» EXERCISE DESCRIPTION: Extract all lines that hold "زمین" from the records below.
········
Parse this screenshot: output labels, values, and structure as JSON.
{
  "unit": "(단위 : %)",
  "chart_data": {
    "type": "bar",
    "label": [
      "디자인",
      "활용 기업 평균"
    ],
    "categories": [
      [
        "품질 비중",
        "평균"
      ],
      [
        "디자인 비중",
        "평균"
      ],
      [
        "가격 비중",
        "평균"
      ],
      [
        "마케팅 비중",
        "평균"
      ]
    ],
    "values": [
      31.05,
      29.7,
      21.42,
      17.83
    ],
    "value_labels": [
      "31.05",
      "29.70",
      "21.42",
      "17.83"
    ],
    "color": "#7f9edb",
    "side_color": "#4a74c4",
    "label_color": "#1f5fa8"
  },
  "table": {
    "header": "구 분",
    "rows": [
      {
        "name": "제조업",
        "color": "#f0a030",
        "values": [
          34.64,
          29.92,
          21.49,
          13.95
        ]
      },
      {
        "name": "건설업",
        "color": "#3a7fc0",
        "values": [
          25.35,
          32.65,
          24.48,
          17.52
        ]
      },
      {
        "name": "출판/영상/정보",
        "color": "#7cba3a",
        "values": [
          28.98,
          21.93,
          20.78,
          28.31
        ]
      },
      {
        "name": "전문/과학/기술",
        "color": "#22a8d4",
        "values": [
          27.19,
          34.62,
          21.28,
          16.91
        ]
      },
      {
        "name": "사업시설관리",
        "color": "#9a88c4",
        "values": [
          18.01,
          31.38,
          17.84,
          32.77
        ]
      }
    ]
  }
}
········
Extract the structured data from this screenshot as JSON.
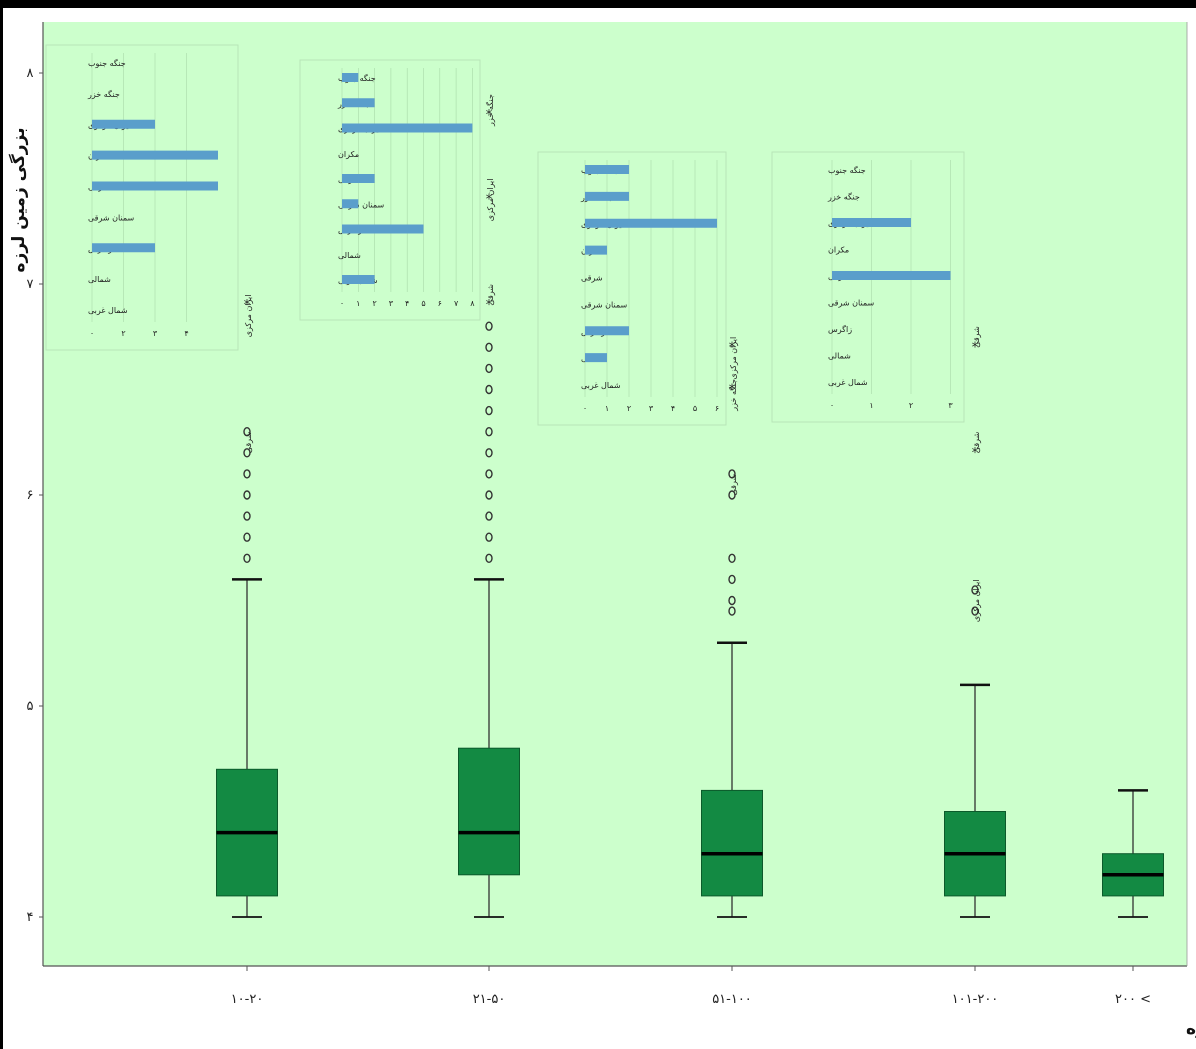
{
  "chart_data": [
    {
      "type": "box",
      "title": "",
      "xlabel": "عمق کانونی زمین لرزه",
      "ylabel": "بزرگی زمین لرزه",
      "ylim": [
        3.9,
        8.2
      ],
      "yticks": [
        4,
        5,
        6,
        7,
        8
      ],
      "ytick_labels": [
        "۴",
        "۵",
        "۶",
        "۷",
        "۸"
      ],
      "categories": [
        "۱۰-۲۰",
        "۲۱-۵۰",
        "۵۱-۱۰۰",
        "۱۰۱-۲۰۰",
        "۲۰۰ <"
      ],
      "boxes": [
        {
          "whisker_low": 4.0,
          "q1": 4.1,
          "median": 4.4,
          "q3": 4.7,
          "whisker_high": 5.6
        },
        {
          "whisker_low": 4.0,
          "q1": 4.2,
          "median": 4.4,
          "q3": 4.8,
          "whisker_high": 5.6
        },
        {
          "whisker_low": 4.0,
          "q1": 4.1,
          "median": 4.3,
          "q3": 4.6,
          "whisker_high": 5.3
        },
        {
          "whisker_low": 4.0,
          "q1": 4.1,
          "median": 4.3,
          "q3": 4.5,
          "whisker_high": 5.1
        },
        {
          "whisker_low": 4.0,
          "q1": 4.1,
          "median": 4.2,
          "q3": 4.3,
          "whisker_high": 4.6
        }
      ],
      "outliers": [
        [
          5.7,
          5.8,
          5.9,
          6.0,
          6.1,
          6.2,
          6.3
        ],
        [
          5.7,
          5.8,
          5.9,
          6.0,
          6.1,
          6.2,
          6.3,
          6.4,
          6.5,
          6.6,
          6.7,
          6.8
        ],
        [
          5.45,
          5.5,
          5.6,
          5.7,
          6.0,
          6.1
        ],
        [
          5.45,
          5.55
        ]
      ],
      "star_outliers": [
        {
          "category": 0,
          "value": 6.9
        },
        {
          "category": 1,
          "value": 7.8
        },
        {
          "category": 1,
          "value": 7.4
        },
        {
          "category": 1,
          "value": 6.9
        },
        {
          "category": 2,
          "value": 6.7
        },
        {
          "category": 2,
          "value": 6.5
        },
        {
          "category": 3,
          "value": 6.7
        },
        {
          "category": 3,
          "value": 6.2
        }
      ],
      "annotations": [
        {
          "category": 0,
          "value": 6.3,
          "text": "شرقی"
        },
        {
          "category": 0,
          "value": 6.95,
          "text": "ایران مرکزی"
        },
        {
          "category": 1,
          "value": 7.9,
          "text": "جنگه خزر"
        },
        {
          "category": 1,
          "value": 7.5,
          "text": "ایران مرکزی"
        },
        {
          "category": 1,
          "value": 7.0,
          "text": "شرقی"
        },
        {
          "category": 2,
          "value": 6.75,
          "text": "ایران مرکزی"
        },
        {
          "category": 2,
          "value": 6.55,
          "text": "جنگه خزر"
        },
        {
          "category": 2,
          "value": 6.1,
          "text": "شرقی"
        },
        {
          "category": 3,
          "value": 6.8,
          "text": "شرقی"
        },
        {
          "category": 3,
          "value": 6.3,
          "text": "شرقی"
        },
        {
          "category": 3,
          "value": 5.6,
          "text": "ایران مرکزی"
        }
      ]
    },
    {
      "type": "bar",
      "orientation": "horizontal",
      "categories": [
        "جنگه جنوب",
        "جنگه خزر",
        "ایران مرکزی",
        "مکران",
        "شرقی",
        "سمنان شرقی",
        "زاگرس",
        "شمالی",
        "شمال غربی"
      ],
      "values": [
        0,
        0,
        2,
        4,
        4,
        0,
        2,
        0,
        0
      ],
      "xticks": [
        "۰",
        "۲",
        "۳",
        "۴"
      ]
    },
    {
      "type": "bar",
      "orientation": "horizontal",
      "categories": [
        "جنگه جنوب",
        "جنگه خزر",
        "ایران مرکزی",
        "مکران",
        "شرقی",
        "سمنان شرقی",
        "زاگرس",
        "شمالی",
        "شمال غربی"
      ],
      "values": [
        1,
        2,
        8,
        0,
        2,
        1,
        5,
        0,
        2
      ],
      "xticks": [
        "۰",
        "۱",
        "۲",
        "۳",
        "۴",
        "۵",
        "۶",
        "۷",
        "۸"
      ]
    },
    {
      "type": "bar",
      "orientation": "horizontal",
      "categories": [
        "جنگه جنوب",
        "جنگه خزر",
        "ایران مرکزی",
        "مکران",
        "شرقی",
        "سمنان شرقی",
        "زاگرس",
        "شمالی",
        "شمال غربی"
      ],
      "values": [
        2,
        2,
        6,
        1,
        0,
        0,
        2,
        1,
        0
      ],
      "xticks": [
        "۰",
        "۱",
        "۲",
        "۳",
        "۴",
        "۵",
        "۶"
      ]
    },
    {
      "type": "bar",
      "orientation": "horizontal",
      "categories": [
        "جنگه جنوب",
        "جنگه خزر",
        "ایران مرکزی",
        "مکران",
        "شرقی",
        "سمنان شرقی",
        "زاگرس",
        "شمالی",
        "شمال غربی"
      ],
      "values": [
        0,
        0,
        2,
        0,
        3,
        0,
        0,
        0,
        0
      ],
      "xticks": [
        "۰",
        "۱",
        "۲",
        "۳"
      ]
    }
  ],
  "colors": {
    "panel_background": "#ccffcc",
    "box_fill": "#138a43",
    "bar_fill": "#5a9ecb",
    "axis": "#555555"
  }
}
········
» TASK SOLUTION:
      "xlabel": "عمق کانونی زمین لرزه",
      "ylabel": "بزرگی زمین لرزه",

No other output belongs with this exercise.